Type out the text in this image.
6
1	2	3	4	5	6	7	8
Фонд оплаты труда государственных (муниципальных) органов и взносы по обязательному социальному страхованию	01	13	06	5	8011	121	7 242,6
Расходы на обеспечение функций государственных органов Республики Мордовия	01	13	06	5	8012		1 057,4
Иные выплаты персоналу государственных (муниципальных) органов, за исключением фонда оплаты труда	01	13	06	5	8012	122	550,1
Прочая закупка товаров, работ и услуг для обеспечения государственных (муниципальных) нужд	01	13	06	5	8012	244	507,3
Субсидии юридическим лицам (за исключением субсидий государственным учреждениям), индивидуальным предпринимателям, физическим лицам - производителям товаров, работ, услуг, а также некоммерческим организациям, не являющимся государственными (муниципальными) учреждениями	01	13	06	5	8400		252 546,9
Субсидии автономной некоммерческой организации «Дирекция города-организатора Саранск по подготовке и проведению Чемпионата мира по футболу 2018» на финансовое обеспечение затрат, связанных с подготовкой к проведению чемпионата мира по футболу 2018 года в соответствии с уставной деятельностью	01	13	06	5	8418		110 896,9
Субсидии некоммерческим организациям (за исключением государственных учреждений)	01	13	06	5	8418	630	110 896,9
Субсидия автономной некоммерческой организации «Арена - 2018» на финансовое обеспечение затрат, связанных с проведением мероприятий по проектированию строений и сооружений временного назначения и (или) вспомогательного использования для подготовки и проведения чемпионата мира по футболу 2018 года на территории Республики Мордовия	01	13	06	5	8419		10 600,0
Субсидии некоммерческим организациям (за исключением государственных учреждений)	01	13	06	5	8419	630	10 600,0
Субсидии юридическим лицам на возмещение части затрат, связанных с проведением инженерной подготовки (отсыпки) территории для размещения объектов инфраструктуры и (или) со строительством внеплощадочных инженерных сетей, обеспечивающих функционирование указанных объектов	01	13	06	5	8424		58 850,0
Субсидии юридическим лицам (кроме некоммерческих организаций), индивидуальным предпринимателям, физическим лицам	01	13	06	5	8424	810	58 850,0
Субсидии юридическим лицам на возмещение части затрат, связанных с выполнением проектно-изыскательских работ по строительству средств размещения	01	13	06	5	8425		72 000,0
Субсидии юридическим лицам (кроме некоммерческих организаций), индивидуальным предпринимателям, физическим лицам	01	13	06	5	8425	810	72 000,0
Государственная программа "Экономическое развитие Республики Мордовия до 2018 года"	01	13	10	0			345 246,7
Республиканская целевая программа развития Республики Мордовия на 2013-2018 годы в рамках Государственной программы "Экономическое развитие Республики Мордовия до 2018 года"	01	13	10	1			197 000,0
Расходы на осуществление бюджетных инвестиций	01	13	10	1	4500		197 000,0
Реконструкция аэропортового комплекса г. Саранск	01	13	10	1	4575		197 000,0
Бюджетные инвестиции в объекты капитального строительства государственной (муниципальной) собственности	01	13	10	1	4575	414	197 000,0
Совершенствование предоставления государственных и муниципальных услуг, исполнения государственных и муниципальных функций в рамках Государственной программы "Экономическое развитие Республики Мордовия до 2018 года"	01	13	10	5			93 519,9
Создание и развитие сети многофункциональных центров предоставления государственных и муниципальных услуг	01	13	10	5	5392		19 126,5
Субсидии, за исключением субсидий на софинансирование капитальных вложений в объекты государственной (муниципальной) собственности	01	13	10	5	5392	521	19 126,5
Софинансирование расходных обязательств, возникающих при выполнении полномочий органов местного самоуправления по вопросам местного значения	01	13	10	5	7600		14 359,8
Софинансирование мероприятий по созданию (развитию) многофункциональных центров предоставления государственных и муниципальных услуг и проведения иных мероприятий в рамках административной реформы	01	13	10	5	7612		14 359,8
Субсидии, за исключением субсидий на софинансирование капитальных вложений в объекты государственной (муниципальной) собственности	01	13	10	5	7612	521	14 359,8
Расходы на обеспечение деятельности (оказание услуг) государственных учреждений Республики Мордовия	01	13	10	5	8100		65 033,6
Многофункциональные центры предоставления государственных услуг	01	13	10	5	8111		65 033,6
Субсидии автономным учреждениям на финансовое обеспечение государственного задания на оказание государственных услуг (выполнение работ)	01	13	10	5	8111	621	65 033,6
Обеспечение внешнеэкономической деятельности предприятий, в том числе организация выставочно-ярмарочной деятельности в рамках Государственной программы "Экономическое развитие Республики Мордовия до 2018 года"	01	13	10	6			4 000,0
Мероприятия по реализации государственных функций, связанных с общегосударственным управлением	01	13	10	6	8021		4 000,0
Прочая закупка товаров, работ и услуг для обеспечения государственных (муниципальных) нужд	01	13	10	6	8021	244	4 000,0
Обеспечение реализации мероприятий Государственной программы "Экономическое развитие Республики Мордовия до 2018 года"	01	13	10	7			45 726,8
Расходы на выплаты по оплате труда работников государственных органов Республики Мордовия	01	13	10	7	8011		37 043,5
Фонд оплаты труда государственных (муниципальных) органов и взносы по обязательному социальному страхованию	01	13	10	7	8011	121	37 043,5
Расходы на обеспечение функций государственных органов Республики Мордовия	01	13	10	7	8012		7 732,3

__Description of the task__. Work out how many lines of the material above contain the word "органов", then give only that figure.

__Task response__. 7